TASK GOAL
Copy out the material below, replacing every "candle-body" with "candlestick-body" and leaving everything else unchanged.

MATERIAL FOR THIS TASK
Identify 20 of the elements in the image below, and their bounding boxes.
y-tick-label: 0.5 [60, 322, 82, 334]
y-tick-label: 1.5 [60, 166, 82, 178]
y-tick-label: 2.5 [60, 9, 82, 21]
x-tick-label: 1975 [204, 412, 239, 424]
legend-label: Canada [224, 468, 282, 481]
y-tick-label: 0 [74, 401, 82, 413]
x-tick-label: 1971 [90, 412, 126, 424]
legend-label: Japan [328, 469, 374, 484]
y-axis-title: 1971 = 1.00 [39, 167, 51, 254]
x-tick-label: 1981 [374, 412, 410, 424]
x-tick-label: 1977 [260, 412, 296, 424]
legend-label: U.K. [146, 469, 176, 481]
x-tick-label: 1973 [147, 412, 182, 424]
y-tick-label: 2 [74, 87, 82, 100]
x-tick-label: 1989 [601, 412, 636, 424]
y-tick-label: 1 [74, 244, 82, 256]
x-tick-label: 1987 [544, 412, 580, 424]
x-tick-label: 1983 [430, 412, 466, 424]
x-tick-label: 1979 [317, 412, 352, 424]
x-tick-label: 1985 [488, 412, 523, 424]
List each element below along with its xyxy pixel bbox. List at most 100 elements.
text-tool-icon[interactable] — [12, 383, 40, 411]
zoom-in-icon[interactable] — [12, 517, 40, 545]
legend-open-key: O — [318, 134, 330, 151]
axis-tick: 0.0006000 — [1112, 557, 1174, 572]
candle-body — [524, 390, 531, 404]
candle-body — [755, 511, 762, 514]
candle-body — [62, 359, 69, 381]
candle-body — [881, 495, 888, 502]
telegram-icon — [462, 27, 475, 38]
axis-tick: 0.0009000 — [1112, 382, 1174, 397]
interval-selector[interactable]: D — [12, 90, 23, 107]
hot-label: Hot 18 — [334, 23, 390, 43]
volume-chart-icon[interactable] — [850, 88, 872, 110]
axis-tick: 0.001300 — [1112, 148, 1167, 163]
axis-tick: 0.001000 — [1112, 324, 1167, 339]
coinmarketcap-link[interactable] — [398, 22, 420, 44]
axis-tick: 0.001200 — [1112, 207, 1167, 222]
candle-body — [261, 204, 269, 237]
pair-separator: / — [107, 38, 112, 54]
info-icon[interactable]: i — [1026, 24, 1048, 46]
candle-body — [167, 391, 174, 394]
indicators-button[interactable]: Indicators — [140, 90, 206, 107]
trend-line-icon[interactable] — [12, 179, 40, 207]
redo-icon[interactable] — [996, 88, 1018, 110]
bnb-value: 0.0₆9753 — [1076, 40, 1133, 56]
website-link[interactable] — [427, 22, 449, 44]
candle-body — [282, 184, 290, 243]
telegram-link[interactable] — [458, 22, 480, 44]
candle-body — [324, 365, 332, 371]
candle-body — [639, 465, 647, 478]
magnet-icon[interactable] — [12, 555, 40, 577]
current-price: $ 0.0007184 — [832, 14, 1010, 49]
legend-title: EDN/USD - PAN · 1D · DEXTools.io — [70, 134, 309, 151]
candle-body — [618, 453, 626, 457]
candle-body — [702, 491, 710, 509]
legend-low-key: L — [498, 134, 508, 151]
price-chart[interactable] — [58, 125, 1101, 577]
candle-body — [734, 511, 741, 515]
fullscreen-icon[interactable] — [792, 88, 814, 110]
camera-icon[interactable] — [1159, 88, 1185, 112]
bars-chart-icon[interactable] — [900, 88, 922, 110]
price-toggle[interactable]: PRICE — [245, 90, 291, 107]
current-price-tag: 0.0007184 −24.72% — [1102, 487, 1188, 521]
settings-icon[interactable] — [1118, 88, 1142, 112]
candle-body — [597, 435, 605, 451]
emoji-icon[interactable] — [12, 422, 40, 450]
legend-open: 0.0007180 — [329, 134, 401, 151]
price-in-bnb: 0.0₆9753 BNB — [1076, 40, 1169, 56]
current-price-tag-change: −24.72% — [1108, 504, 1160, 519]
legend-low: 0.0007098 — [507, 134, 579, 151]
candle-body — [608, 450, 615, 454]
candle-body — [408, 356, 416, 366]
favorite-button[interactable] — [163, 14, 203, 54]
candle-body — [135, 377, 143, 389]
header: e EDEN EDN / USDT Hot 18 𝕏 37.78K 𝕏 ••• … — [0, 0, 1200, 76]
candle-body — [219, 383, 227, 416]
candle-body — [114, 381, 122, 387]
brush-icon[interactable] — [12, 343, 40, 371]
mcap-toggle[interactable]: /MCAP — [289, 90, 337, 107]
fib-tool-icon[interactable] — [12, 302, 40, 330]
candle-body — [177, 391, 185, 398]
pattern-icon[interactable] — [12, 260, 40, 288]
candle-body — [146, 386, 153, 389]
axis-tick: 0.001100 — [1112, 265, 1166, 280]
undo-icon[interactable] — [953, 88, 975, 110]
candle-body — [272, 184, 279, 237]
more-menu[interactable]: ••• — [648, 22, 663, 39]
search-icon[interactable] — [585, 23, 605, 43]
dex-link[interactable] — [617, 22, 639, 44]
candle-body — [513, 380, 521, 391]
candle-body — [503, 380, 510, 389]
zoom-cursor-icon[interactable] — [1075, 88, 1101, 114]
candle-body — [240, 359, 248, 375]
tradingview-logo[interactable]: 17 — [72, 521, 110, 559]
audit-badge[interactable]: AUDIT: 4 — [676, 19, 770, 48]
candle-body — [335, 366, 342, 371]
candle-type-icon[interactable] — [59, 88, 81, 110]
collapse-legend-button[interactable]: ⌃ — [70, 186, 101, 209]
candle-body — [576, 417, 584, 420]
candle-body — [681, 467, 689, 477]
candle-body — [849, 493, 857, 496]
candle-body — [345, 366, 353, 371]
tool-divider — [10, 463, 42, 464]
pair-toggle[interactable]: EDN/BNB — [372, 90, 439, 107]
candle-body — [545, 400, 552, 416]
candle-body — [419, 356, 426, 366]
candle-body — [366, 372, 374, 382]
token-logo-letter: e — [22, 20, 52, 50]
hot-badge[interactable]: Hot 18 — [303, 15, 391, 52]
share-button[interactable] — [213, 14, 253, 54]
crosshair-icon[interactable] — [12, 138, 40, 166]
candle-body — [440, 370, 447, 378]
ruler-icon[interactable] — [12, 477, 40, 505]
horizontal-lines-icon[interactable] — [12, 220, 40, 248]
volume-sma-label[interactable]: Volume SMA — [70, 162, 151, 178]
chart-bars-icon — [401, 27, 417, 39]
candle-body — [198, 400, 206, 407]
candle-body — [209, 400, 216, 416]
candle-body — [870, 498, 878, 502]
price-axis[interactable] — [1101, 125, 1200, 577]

TASK OUTPUT
Identify 20 of the elements in the image below, and their bounding boxes.
y-tick-label: 0.5 [60, 322, 82, 334]
y-tick-label: 1.5 [60, 166, 82, 178]
y-tick-label: 2.5 [60, 9, 82, 21]
x-tick-label: 1975 [204, 412, 239, 424]
legend-label: Canada [224, 468, 282, 481]
y-tick-label: 0 [74, 401, 82, 413]
x-tick-label: 1971 [90, 412, 126, 424]
legend-label: Japan [328, 469, 374, 484]
y-axis-title: 1971 = 1.00 [39, 167, 51, 254]
x-tick-label: 1981 [374, 412, 410, 424]
x-tick-label: 1977 [260, 412, 296, 424]
legend-label: U.K. [146, 469, 176, 481]
x-tick-label: 1973 [147, 412, 182, 424]
y-tick-label: 2 [74, 87, 82, 100]
x-tick-label: 1989 [601, 412, 636, 424]
y-tick-label: 1 [74, 244, 82, 256]
x-tick-label: 1987 [544, 412, 580, 424]
x-tick-label: 1983 [430, 412, 466, 424]
x-tick-label: 1979 [317, 412, 352, 424]
x-tick-label: 1985 [488, 412, 523, 424]
List each element below along with its xyxy pixel bbox. List at most 100 elements.
text-tool-icon[interactable] — [12, 383, 40, 411]
zoom-in-icon[interactable] — [12, 517, 40, 545]
legend-open-key: O — [318, 134, 330, 151]
axis-tick: 0.0006000 — [1112, 557, 1174, 572]
candlestick-body — [524, 390, 531, 404]
candlestick-body — [755, 511, 762, 514]
candlestick-body — [62, 359, 69, 381]
candlestick-body — [881, 495, 888, 502]
telegram-icon — [462, 27, 475, 38]
axis-tick: 0.0009000 — [1112, 382, 1174, 397]
interval-selector[interactable]: D — [12, 90, 23, 107]
hot-label: Hot 18 — [334, 23, 390, 43]
volume-chart-icon[interactable] — [850, 88, 872, 110]
axis-tick: 0.001300 — [1112, 148, 1167, 163]
axis-tick: 0.001000 — [1112, 324, 1167, 339]
coinmarketcap-link[interactable] — [398, 22, 420, 44]
axis-tick: 0.001200 — [1112, 207, 1167, 222]
candlestick-body — [261, 204, 269, 237]
pair-separator: / — [107, 38, 112, 54]
info-icon[interactable]: i — [1026, 24, 1048, 46]
candlestick-body — [167, 391, 174, 394]
indicators-button[interactable]: Indicators — [140, 90, 206, 107]
trend-line-icon[interactable] — [12, 179, 40, 207]
redo-icon[interactable] — [996, 88, 1018, 110]
bnb-value: 0.0₆9753 — [1076, 40, 1133, 56]
website-link[interactable] — [427, 22, 449, 44]
candlestick-body — [282, 184, 290, 243]
telegram-link[interactable] — [458, 22, 480, 44]
candlestick-body — [324, 365, 332, 371]
candlestick-body — [639, 465, 647, 478]
magnet-icon[interactable] — [12, 555, 40, 577]
current-price: $ 0.0007184 — [832, 14, 1010, 49]
legend-title: EDN/USD - PAN · 1D · DEXTools.io — [70, 134, 309, 151]
candlestick-body — [618, 453, 626, 457]
candlestick-body — [702, 491, 710, 509]
legend-low-key: L — [498, 134, 508, 151]
price-chart[interactable] — [58, 125, 1101, 577]
candlestick-body — [734, 511, 741, 515]
fullscreen-icon[interactable] — [792, 88, 814, 110]
camera-icon[interactable] — [1159, 88, 1185, 112]
bars-chart-icon[interactable] — [900, 88, 922, 110]
price-toggle[interactable]: PRICE — [245, 90, 291, 107]
current-price-tag: 0.0007184 −24.72% — [1102, 487, 1188, 521]
settings-icon[interactable] — [1118, 88, 1142, 112]
candlestick-body — [597, 435, 605, 451]
emoji-icon[interactable] — [12, 422, 40, 450]
legend-open: 0.0007180 — [329, 134, 401, 151]
price-in-bnb: 0.0₆9753 BNB — [1076, 40, 1169, 56]
current-price-tag-change: −24.72% — [1108, 504, 1160, 519]
legend-low: 0.0007098 — [507, 134, 579, 151]
candlestick-body — [608, 450, 615, 454]
candlestick-body — [408, 356, 416, 366]
favorite-button[interactable] — [163, 14, 203, 54]
candlestick-body — [135, 377, 143, 389]
header: e EDEN EDN / USDT Hot 18 𝕏 37.78K 𝕏 ••• … — [0, 0, 1200, 76]
candlestick-body — [219, 383, 227, 416]
candlestick-body — [114, 381, 122, 387]
brush-icon[interactable] — [12, 343, 40, 371]
mcap-toggle[interactable]: /MCAP — [289, 90, 337, 107]
fib-tool-icon[interactable] — [12, 302, 40, 330]
candlestick-body — [177, 391, 185, 398]
pattern-icon[interactable] — [12, 260, 40, 288]
candlestick-body — [146, 386, 153, 389]
axis-tick: 0.001100 — [1112, 265, 1166, 280]
undo-icon[interactable] — [953, 88, 975, 110]
candlestick-body — [272, 184, 279, 237]
more-menu[interactable]: ••• — [648, 22, 663, 39]
search-icon[interactable] — [585, 23, 605, 43]
dex-link[interactable] — [617, 22, 639, 44]
candlestick-body — [513, 380, 521, 391]
candlestick-body — [503, 380, 510, 389]
zoom-cursor-icon[interactable] — [1075, 88, 1101, 114]
candlestick-body — [240, 359, 248, 375]
tradingview-logo[interactable]: 17 — [72, 521, 110, 559]
audit-badge[interactable]: AUDIT: 4 — [676, 19, 770, 48]
candlestick-body — [335, 366, 342, 371]
candle-type-icon[interactable] — [59, 88, 81, 110]
collapse-legend-button[interactable]: ⌃ — [70, 186, 101, 209]
candlestick-body — [576, 417, 584, 420]
candlestick-body — [681, 467, 689, 477]
candlestick-body — [849, 493, 857, 496]
candlestick-body — [345, 366, 353, 371]
tool-divider — [10, 463, 42, 464]
pair-toggle[interactable]: EDN/BNB — [372, 90, 439, 107]
candlestick-body — [545, 400, 552, 416]
candlestick-body — [419, 356, 426, 366]
candlestick-body — [366, 372, 374, 382]
token-logo-letter: e — [22, 20, 52, 50]
hot-badge[interactable]: Hot 18 — [303, 15, 391, 52]
share-button[interactable] — [213, 14, 253, 54]
crosshair-icon[interactable] — [12, 138, 40, 166]
candlestick-body — [440, 370, 447, 378]
ruler-icon[interactable] — [12, 477, 40, 505]
horizontal-lines-icon[interactable] — [12, 220, 40, 248]
volume-sma-label[interactable]: Volume SMA — [70, 162, 151, 178]
chart-bars-icon — [401, 27, 417, 39]
candlestick-body — [198, 400, 206, 407]
candlestick-body — [209, 400, 216, 416]
candlestick-body — [870, 498, 878, 502]
price-axis[interactable] — [1101, 125, 1200, 577]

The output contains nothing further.